## ACTIVITY
The answer must be an exact copy of all the data below.

## GIVEN RECORDS
____
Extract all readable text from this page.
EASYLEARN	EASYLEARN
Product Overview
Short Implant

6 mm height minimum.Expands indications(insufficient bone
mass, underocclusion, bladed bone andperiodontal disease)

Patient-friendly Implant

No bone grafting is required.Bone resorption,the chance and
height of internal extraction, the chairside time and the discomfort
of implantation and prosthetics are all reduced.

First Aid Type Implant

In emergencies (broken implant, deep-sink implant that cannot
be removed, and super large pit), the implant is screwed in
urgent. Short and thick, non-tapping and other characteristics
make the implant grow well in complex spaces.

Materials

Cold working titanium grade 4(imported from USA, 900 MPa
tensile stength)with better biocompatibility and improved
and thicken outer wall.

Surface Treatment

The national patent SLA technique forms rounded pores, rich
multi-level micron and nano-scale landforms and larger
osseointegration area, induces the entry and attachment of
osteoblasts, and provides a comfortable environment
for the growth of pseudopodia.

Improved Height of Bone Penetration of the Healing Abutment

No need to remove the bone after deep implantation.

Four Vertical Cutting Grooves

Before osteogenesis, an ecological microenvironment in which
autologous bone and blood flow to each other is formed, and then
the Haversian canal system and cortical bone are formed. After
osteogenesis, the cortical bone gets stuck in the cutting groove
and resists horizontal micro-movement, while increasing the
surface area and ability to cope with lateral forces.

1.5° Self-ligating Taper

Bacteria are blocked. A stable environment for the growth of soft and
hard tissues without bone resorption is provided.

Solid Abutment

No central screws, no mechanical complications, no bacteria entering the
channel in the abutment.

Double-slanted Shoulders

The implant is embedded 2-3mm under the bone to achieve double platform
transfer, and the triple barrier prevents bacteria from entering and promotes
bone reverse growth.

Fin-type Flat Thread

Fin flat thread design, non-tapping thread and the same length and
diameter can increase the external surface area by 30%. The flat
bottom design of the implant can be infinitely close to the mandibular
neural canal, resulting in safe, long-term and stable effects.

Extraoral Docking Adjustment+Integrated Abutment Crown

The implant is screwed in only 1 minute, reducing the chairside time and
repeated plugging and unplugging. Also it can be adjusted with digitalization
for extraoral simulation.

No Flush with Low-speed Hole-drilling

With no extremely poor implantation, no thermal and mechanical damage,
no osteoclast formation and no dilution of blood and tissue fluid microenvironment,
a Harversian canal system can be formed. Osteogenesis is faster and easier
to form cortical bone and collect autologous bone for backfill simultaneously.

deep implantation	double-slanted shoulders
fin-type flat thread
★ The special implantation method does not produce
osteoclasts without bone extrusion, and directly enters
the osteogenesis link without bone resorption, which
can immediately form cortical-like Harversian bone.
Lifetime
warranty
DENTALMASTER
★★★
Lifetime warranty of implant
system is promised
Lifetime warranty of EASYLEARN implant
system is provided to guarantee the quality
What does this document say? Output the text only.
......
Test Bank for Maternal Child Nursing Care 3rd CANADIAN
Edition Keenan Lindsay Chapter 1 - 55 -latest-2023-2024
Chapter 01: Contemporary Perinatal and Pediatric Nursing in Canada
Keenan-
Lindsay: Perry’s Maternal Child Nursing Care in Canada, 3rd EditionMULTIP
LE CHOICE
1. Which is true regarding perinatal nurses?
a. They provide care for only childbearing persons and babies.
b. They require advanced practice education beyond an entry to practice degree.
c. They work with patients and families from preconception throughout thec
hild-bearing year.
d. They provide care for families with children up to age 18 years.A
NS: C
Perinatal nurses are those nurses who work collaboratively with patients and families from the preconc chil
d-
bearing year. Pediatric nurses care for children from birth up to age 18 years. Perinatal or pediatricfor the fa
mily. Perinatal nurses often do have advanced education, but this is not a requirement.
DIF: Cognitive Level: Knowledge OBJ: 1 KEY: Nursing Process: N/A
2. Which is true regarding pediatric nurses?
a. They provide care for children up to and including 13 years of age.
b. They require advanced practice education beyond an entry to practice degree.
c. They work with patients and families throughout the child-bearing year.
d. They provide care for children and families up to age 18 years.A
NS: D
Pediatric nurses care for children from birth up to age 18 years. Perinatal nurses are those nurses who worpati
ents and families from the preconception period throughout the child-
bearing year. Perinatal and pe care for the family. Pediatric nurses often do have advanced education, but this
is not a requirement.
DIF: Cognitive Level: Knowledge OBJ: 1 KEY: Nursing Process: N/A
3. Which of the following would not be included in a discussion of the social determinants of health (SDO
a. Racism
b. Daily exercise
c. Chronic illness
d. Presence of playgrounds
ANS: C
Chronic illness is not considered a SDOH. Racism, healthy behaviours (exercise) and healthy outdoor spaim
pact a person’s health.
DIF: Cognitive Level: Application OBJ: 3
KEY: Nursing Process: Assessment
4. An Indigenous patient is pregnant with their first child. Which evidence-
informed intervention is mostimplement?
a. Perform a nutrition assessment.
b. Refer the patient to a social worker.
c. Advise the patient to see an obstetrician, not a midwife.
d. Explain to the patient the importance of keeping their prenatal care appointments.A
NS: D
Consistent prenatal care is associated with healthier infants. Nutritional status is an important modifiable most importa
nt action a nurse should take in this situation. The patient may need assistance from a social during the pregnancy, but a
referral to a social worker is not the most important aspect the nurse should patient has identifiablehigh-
____
## RESULT FOR THIS EXERCISE
Extract all readable text from this page.
EASYLEARN	EASYLEARN
Product Overview
Short Implant

6 mm height minimum.Expands indications(insufficient bone
mass, underocclusion, bladed bone andperiodontal disease)

Patient-friendly Implant

No bone grafting is required.Bone resorption,the chance and
height of internal extraction, the chairside time and the discomfort
of implantation and prosthetics are all reduced.

First Aid Type Implant

In emergencies (broken implant, deep-sink implant that cannot
be removed, and super large pit), the implant is screwed in
urgent. Short and thick, non-tapping and other characteristics
make the implant grow well in complex spaces.

Materials

Cold working titanium grade 4(imported from USA, 900 MPa
tensile stength)with better biocompatibility and improved
and thicken outer wall.

Surface Treatment

The national patent SLA technique forms rounded pores, rich
multi-level micron and nano-scale landforms and larger
osseointegration area, induces the entry and attachment of
osteoblasts, and provides a comfortable environment
for the growth of pseudopodia.

Improved Height of Bone Penetration of the Healing Abutment

No need to remove the bone after deep implantation.

Four Vertical Cutting Grooves

Before osteogenesis, an ecological microenvironment in which
autologous bone and blood flow to each other is formed, and then
the Haversian canal system and cortical bone are formed. After
osteogenesis, the cortical bone gets stuck in the cutting groove
and resists horizontal micro-movement, while increasing the
surface area and ability to cope with lateral forces.

1.5° Self-ligating Taper

Bacteria are blocked. A stable environment for the growth of soft and
hard tissues without bone resorption is provided.

Solid Abutment

No central screws, no mechanical complications, no bacteria entering the
channel in the abutment.

Double-slanted Shoulders

The implant is embedded 2-3mm under the bone to achieve double platform
transfer, and the triple barrier prevents bacteria from entering and promotes
bone reverse growth.

Fin-type Flat Thread

Fin flat thread design, non-tapping thread and the same length and
diameter can increase the external surface area by 30%. The flat
bottom design of the implant can be infinitely close to the mandibular
neural canal, resulting in safe, long-term and stable effects.

Extraoral Docking Adjustment+Integrated Abutment Crown

The implant is screwed in only 1 minute, reducing the chairside time and
repeated plugging and unplugging. Also it can be adjusted with digitalization
for extraoral simulation.

No Flush with Low-speed Hole-drilling

With no extremely poor implantation, no thermal and mechanical damage,
no osteoclast formation and no dilution of blood and tissue fluid microenvironment,
a Harversian canal system can be formed. Osteogenesis is faster and easier
to form cortical bone and collect autologous bone for backfill simultaneously.

deep implantation	double-slanted shoulders
fin-type flat thread
★ The special implantation method does not produce
osteoclasts without bone extrusion, and directly enters
the osteogenesis link without bone resorption, which
can immediately form cortical-like Harversian bone.
Lifetime
warranty
DENTALMASTER
★★★
Lifetime warranty of implant
system is promised
Lifetime warranty of EASYLEARN implant
system is provided to guarantee the quality
What does this document say? Output the text only.
......
Test Bank for Maternal Child Nursing Care 3rd CANADIAN
Edition Keenan Lindsay Chapter 1 - 55 -latest-2023-2024
Chapter 01: Contemporary Perinatal and Pediatric Nursing in Canada
Keenan-
Lindsay: Perry’s Maternal Child Nursing Care in Canada, 3rd EditionMULTIP
LE CHOICE
1. Which is true regarding perinatal nurses?
a. They provide care for only childbearing persons and babies.
b. They require advanced practice education beyond an entry to practice degree.
c. They work with patients and families from preconception throughout thec
hild-bearing year.
d. They provide care for families with children up to age 18 years.A
NS: C
Perinatal nurses are those nurses who work collaboratively with patients and families from the preconc chil
d-
bearing year. Pediatric nurses care for children from birth up to age 18 years. Perinatal or pediatricfor the fa
mily. Perinatal nurses often do have advanced education, but this is not a requirement.
DIF: Cognitive Level: Knowledge OBJ: 1 KEY: Nursing Process: N/A
2. Which is true regarding pediatric nurses?
a. They provide care for children up to and including 13 years of age.
b. They require advanced practice education beyond an entry to practice degree.
c. They work with patients and families throughout the child-bearing year.
d. They provide care for children and families up to age 18 years.A
NS: D
Pediatric nurses care for children from birth up to age 18 years. Perinatal nurses are those nurses who worpati
ents and families from the preconception period throughout the child-
bearing year. Perinatal and pe care for the family. Pediatric nurses often do have advanced education, but this
is not a requirement.
DIF: Cognitive Level: Knowledge OBJ: 1 KEY: Nursing Process: N/A
3. Which of the following would not be included in a discussion of the social determinants of health (SDO
a. Racism
b. Daily exercise
c. Chronic illness
d. Presence of playgrounds
ANS: C
Chronic illness is not considered a SDOH. Racism, healthy behaviours (exercise) and healthy outdoor spaim
pact a person’s health.
DIF: Cognitive Level: Application OBJ: 3
KEY: Nursing Process: Assessment
4. An Indigenous patient is pregnant with their first child. Which evidence-
informed intervention is mostimplement?
a. Perform a nutrition assessment.
b. Refer the patient to a social worker.
c. Advise the patient to see an obstetrician, not a midwife.
d. Explain to the patient the importance of keeping their prenatal care appointments.A
NS: D
Consistent prenatal care is associated with healthier infants. Nutritional status is an important modifiable most importa
nt action a nurse should take in this situation. The patient may need assistance from a social during the pregnancy, but a
referral to a social worker is not the most important aspect the nurse should patient has identifiablehigh-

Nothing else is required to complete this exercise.